RAW DATA
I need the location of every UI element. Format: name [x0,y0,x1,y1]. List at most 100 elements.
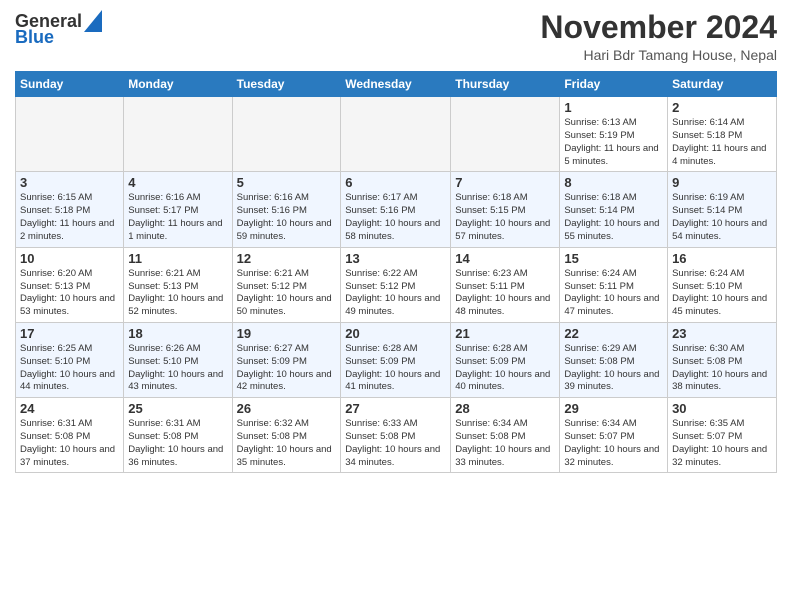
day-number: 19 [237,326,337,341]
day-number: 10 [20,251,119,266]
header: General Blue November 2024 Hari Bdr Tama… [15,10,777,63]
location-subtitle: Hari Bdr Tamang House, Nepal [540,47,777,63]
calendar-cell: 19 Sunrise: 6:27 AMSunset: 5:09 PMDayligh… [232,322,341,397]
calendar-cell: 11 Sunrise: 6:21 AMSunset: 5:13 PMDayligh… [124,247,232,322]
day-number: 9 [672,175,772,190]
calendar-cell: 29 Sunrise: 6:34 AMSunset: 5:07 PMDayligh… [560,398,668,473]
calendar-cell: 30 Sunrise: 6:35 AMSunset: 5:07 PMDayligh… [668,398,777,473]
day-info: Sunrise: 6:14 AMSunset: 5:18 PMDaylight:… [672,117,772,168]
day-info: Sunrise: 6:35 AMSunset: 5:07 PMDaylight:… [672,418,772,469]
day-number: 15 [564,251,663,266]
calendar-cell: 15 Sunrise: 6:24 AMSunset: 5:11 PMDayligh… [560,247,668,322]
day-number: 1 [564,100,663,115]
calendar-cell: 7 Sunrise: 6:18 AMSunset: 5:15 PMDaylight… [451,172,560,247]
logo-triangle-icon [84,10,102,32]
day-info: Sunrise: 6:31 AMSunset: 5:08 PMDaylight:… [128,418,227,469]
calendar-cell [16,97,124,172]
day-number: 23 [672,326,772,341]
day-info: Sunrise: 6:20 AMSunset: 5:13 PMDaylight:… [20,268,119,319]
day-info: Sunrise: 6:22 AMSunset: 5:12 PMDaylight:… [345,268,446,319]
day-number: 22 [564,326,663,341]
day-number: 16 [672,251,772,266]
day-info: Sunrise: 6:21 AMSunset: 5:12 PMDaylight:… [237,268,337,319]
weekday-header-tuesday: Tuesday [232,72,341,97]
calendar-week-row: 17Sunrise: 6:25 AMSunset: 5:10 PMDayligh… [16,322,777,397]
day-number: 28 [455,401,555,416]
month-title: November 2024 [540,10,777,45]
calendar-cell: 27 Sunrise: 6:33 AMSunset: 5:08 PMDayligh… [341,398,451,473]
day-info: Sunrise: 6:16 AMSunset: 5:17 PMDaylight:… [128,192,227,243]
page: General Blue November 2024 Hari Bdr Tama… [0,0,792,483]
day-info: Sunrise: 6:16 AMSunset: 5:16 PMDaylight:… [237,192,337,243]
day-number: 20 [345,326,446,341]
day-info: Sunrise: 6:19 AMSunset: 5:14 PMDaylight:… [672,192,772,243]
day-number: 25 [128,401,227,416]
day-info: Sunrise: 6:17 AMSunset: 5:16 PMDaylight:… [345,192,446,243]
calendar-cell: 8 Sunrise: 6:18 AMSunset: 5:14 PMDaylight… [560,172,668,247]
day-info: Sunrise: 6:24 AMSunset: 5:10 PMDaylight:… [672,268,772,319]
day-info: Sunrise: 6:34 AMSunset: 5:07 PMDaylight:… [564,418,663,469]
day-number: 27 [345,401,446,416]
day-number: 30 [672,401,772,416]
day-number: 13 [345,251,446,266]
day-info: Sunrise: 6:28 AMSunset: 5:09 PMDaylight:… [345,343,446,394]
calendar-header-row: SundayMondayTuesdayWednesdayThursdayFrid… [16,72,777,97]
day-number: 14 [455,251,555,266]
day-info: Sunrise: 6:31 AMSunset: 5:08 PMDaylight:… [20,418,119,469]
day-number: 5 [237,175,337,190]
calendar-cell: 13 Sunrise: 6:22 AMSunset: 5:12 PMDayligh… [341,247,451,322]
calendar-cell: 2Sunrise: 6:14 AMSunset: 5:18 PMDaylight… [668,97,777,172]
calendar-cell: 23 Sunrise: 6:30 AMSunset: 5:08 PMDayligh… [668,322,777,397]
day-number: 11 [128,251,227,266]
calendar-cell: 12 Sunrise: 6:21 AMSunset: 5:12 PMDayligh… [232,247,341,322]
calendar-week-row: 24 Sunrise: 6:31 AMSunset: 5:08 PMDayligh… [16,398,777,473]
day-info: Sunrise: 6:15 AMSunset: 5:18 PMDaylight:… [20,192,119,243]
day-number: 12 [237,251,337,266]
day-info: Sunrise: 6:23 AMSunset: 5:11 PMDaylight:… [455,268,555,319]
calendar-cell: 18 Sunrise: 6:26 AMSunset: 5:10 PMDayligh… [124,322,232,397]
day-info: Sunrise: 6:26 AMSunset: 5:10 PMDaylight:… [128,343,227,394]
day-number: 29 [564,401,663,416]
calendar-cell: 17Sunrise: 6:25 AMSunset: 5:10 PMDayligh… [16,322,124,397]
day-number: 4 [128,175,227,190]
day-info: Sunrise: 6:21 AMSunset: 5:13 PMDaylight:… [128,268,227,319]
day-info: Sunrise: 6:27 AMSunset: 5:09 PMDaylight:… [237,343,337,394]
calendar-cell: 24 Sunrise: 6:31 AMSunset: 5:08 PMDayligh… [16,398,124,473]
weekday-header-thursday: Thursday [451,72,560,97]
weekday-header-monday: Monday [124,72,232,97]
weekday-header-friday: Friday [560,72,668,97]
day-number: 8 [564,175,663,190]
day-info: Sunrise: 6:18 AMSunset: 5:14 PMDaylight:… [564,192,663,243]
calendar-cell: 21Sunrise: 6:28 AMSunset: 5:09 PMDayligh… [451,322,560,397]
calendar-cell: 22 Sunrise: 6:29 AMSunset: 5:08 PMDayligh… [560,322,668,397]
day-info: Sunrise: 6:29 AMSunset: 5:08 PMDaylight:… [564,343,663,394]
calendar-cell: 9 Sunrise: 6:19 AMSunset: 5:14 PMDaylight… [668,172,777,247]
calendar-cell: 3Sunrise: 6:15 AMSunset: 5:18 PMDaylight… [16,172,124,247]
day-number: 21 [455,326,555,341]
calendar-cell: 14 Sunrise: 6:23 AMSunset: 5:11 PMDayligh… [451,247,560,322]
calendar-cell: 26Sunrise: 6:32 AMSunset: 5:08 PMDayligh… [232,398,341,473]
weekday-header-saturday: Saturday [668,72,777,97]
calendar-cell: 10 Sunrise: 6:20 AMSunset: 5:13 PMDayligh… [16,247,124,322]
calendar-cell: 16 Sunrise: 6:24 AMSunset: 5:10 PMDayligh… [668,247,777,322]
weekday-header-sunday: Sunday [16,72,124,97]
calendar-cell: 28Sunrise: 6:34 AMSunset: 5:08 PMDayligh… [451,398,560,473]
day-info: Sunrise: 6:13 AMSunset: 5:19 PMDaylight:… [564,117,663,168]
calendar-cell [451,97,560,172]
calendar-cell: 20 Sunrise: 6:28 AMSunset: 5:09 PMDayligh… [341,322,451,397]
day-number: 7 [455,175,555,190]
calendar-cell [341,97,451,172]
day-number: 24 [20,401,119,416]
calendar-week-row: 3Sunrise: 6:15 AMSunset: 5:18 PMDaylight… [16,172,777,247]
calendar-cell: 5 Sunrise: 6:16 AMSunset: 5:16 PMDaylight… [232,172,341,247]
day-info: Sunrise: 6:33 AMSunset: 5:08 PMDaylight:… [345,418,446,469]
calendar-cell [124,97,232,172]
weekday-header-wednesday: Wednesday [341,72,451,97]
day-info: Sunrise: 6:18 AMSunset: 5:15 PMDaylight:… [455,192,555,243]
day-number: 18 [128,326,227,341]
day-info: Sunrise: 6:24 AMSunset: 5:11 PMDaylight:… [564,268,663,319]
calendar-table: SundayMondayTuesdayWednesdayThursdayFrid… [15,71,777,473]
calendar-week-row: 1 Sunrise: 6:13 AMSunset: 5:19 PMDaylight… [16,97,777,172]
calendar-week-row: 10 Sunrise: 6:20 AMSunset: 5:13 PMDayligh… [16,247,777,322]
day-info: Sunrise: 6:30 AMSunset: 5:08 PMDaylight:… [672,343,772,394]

EXERCISE BRIEF
Write out the part of the listing above that opens with the line containing "day-number: 19 [237,326,337,341]" and closes with the line containing "calendar-cell: 30 Sunrise: 6:35", reproducing both of those lines and every line between them without any change.

ANSWER
day-number: 19 [237,326,337,341]
day-number: 10 [20,251,119,266]
header: General Blue November 2024 Hari Bdr Tama… [15,10,777,63]
location-subtitle: Hari Bdr Tamang House, Nepal [540,47,777,63]
calendar-cell: 19 Sunrise: 6:27 AMSunset: 5:09 PMDayligh… [232,322,341,397]
calendar-cell: 11 Sunrise: 6:21 AMSunset: 5:13 PMDayligh… [124,247,232,322]
day-number: 9 [672,175,772,190]
calendar-cell: 29 Sunrise: 6:34 AMSunset: 5:07 PMDayligh… [560,398,668,473]
calendar-cell: 30 Sunrise: 6:35 AMSunset: 5:07 PMDayligh… [668,398,777,473]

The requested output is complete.